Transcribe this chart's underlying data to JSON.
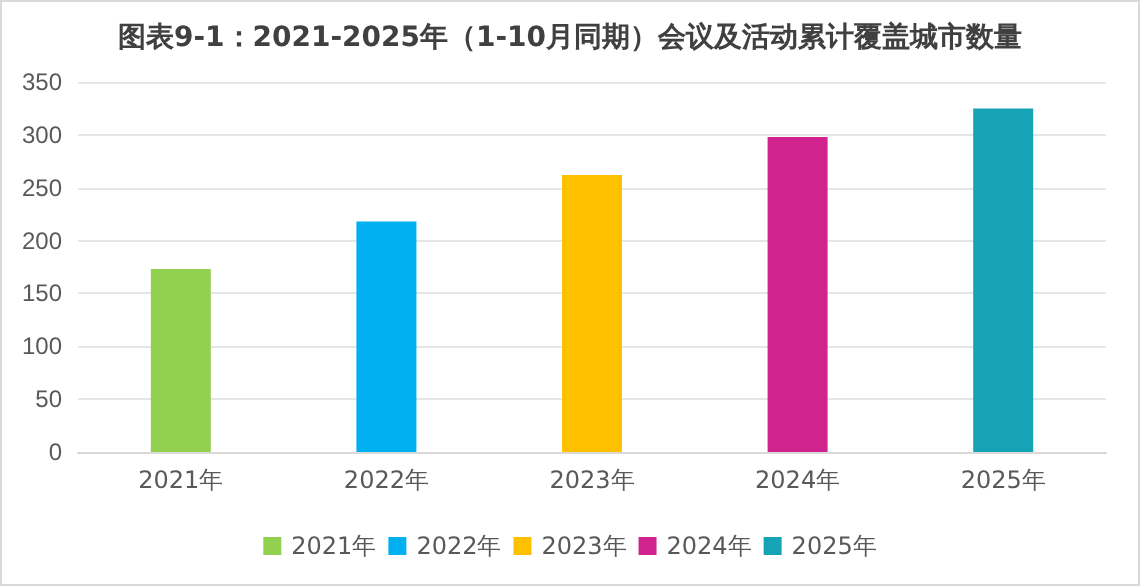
{
  "chart_data": {
    "type": "bar",
    "title": "图表9-1：2021-2025年（1-10月同期）会议及活动累计覆盖城市数量",
    "categories": [
      "2021年",
      "2022年",
      "2023年",
      "2024年",
      "2025年"
    ],
    "series": [
      {
        "name": "2021年",
        "color": "#92d050",
        "values": [
          173,
          null,
          null,
          null,
          null
        ]
      },
      {
        "name": "2022年",
        "color": "#00b0f0",
        "values": [
          null,
          218,
          null,
          null,
          null
        ]
      },
      {
        "name": "2023年",
        "color": "#ffc000",
        "values": [
          null,
          null,
          262,
          null,
          null
        ]
      },
      {
        "name": "2024年",
        "color": "#d0238d",
        "values": [
          null,
          null,
          null,
          298,
          null
        ]
      },
      {
        "name": "2025年",
        "color": "#16a3b5",
        "values": [
          null,
          null,
          null,
          null,
          325
        ]
      }
    ],
    "ylim": [
      0,
      350
    ],
    "yticks": [
      0,
      50,
      100,
      150,
      200,
      250,
      300,
      350
    ],
    "grid": "y",
    "legend": "bottom"
  }
}
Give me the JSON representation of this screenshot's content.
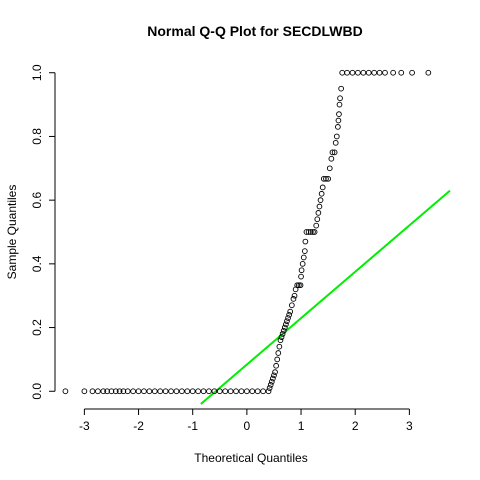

━━━━━━━━━━

* _TASK DETAILS_
All of the records need repeating exactly, except for the pictures.

* _RESPONSE_
Transcribe this chart's underlying data to JSON.
{
  "chart_data": {
    "type": "bar",
    "title": "图表9-1：2021-2025年（1-10月同期）会议及活动累计覆盖城市数量",
    "categories": [
      "2021年",
      "2022年",
      "2023年",
      "2024年",
      "2025年"
    ],
    "series": [
      {
        "name": "2021年",
        "color": "#92d050",
        "values": [
          173,
          null,
          null,
          null,
          null
        ]
      },
      {
        "name": "2022年",
        "color": "#00b0f0",
        "values": [
          null,
          218,
          null,
          null,
          null
        ]
      },
      {
        "name": "2023年",
        "color": "#ffc000",
        "values": [
          null,
          null,
          262,
          null,
          null
        ]
      },
      {
        "name": "2024年",
        "color": "#d0238d",
        "values": [
          null,
          null,
          null,
          298,
          null
        ]
      },
      {
        "name": "2025年",
        "color": "#16a3b5",
        "values": [
          null,
          null,
          null,
          null,
          325
        ]
      }
    ],
    "ylim": [
      0,
      350
    ],
    "yticks": [
      0,
      50,
      100,
      150,
      200,
      250,
      300,
      350
    ],
    "grid": "y",
    "legend": "bottom"
  }
}
Give me the JSON representation of this screenshot's content.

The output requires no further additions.